### Instructions for the task
Gather every line below where "reported" appears.

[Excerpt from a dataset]
************
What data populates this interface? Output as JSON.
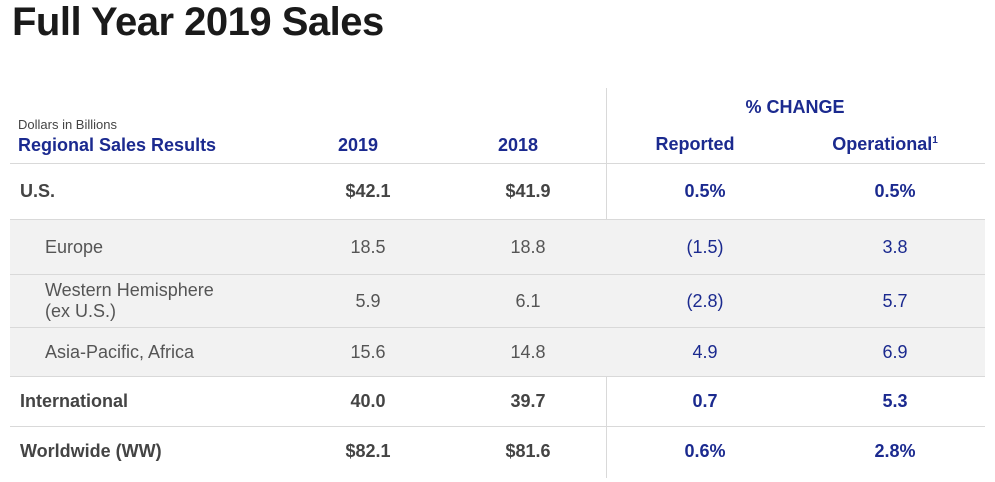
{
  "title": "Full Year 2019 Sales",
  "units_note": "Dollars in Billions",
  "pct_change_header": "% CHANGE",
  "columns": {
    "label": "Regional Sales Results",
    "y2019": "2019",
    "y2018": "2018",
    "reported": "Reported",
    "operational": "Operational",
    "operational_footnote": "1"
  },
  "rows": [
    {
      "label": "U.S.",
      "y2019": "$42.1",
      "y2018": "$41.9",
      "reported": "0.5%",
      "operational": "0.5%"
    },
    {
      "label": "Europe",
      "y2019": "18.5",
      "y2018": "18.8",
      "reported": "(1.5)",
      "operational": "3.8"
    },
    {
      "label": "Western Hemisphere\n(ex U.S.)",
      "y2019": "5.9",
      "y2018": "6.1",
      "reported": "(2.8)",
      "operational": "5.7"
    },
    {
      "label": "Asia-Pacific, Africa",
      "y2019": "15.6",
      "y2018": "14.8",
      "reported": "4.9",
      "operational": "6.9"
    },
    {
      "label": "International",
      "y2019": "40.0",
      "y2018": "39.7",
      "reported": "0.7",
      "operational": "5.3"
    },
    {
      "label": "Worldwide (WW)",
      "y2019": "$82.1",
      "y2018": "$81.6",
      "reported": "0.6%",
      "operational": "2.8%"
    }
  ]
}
************
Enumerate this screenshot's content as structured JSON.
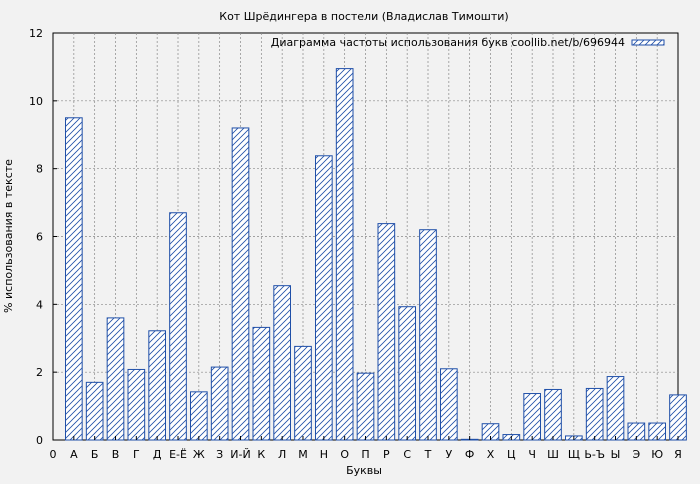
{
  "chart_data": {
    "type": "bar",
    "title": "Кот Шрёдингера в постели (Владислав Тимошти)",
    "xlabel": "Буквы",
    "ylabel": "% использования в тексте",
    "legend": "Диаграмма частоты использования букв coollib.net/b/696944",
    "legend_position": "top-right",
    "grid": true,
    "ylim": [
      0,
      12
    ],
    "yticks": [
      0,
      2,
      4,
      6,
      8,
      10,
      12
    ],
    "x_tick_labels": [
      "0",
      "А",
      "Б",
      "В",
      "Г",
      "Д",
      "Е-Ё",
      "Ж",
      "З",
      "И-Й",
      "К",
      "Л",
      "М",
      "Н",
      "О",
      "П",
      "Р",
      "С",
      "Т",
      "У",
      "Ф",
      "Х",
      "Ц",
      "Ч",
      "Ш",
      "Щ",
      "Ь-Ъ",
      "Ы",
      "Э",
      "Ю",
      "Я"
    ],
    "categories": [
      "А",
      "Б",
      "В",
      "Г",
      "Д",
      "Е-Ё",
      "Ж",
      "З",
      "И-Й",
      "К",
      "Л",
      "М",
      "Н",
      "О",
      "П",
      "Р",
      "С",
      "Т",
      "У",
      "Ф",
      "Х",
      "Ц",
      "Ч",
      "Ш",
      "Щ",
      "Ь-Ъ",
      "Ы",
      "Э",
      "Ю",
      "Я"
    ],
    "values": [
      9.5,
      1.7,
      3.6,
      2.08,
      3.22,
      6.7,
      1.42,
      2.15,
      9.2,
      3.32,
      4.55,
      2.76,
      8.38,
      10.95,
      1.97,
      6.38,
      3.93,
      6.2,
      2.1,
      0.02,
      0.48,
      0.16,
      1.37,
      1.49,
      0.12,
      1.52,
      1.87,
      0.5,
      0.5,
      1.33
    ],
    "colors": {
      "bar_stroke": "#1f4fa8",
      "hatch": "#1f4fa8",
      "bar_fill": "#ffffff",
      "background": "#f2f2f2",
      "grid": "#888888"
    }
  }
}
************
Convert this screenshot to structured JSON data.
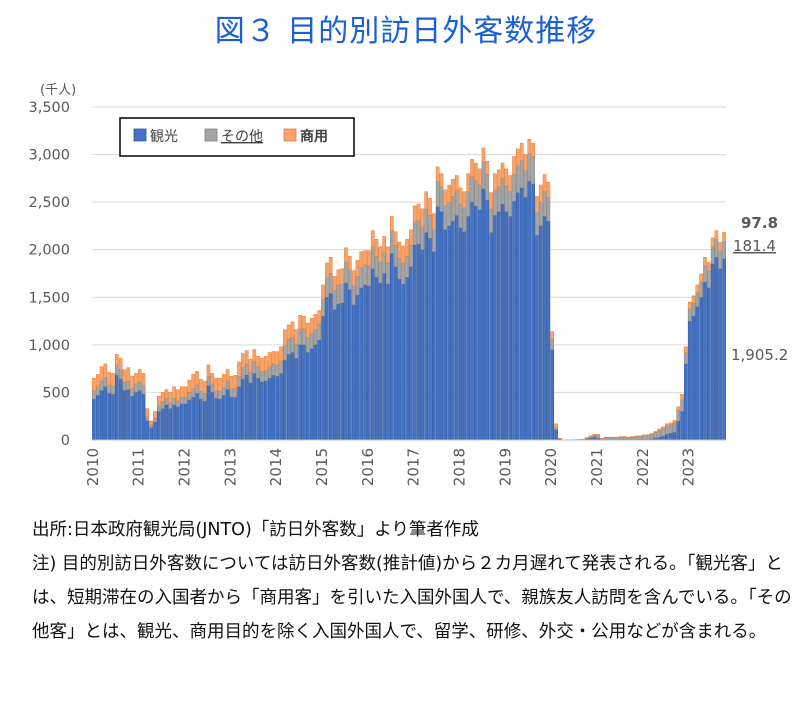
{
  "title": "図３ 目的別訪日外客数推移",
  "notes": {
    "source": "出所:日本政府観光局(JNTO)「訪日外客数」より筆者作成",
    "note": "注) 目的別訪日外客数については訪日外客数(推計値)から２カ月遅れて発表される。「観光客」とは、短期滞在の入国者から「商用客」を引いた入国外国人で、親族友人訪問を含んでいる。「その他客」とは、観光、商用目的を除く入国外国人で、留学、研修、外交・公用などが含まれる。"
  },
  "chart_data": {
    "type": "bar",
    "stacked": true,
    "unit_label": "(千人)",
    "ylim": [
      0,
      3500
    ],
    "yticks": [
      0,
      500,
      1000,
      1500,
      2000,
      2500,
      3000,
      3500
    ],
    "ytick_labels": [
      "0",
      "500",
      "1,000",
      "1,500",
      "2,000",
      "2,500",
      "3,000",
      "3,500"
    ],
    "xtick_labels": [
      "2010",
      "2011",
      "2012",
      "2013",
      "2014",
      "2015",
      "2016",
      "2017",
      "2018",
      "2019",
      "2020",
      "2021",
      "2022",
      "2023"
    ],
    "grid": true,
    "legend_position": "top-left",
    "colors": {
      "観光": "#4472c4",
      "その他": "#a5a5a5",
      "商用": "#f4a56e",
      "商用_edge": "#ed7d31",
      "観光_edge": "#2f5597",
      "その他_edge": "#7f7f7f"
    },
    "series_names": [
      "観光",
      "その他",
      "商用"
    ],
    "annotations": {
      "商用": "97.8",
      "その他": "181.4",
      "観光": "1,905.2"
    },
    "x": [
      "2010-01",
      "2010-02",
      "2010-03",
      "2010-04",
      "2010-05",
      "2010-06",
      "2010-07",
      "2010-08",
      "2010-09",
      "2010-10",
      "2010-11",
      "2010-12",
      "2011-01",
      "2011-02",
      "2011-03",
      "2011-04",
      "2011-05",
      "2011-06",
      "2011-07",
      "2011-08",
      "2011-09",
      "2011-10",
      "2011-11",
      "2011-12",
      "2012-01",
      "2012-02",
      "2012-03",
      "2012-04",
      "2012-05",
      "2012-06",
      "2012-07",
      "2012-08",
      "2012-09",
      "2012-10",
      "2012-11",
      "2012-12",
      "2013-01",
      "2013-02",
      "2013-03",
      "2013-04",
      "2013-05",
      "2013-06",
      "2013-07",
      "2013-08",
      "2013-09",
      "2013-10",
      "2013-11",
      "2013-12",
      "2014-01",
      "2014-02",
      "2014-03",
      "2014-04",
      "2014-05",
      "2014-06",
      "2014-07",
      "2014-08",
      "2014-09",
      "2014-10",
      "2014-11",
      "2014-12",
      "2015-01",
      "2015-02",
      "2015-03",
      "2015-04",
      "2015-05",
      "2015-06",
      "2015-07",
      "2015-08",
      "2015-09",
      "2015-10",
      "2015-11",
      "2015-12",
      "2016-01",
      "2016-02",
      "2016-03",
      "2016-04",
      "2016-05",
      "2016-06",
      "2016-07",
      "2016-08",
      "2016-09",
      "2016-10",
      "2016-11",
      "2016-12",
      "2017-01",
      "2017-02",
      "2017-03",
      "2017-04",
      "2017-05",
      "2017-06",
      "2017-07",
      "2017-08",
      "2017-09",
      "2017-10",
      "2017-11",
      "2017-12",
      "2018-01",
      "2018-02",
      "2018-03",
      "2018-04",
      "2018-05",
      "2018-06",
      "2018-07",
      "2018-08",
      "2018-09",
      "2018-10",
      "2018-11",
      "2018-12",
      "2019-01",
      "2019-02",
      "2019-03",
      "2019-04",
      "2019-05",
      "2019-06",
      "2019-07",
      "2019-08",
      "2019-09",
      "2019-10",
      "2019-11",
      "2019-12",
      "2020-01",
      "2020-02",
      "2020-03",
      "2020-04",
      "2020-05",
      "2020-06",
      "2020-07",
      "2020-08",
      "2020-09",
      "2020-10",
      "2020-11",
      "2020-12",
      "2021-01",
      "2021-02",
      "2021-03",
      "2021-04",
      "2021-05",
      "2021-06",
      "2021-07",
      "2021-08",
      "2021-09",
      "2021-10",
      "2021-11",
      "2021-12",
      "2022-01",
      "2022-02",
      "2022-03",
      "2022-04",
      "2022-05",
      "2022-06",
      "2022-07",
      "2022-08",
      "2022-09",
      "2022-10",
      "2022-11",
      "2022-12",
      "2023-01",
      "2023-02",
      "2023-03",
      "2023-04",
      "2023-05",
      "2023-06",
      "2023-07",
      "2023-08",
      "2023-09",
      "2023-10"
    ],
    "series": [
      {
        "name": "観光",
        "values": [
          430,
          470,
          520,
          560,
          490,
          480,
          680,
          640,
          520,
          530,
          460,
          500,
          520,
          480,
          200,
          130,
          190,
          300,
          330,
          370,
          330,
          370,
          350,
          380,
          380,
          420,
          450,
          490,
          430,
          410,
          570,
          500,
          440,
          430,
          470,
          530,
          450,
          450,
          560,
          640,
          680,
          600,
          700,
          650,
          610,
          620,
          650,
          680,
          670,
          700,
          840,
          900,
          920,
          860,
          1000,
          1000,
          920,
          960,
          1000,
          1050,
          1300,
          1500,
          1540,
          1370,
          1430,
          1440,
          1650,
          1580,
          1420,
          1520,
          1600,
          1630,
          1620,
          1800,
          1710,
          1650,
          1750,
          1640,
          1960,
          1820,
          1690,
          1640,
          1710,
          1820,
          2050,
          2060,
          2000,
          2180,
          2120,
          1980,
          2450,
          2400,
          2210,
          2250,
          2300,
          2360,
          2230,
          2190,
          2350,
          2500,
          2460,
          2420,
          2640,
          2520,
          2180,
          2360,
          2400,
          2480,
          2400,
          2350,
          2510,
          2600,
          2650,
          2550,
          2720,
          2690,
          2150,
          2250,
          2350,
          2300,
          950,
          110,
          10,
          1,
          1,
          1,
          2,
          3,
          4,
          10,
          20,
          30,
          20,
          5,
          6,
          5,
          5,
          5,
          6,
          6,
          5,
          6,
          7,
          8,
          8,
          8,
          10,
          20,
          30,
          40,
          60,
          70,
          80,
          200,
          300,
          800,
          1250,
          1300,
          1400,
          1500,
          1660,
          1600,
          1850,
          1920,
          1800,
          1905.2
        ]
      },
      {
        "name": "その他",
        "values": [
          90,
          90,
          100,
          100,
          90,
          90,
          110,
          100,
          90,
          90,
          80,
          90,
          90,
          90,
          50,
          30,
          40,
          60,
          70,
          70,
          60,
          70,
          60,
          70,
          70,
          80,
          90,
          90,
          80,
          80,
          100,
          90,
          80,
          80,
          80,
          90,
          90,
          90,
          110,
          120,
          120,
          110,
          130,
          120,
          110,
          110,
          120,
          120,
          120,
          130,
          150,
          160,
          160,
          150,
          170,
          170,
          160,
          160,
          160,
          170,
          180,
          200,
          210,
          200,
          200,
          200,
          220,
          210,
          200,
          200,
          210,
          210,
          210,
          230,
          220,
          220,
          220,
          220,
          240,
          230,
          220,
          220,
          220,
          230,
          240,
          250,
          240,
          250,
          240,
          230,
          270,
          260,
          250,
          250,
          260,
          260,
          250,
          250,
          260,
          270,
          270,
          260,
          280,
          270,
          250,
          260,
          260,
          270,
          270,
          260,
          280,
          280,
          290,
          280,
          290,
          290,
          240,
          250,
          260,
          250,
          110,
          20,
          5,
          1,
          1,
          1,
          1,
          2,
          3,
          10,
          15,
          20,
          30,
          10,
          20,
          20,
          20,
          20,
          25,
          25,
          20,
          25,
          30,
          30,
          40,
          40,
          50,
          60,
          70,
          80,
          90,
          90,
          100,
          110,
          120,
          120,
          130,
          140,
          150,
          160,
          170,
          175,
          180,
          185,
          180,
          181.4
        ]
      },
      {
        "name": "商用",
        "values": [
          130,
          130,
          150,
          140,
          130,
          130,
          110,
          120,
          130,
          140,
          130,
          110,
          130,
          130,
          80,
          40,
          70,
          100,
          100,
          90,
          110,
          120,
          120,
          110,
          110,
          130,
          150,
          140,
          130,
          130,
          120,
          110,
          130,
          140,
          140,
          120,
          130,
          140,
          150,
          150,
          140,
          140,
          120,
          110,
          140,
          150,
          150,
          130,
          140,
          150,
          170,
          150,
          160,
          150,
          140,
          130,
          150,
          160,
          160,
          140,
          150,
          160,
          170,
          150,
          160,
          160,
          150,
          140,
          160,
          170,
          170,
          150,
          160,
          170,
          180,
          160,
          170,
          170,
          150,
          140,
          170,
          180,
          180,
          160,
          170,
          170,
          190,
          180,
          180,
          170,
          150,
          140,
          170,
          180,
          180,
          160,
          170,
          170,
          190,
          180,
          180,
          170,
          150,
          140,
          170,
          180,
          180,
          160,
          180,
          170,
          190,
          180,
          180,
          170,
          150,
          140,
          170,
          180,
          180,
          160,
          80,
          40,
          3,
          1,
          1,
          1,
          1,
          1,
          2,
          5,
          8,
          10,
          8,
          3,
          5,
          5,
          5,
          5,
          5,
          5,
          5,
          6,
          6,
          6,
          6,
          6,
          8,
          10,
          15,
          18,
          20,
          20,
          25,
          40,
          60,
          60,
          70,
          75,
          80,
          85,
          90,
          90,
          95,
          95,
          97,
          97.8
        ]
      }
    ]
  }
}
************
### Complete response
    "reported": "Reported",
      "reported": "0.5%",
      "reported": "(1.5)",
      "reported": "(2.8)",
      "reported": "4.9",
      "reported": "0.7",
      "reported": "0.6%",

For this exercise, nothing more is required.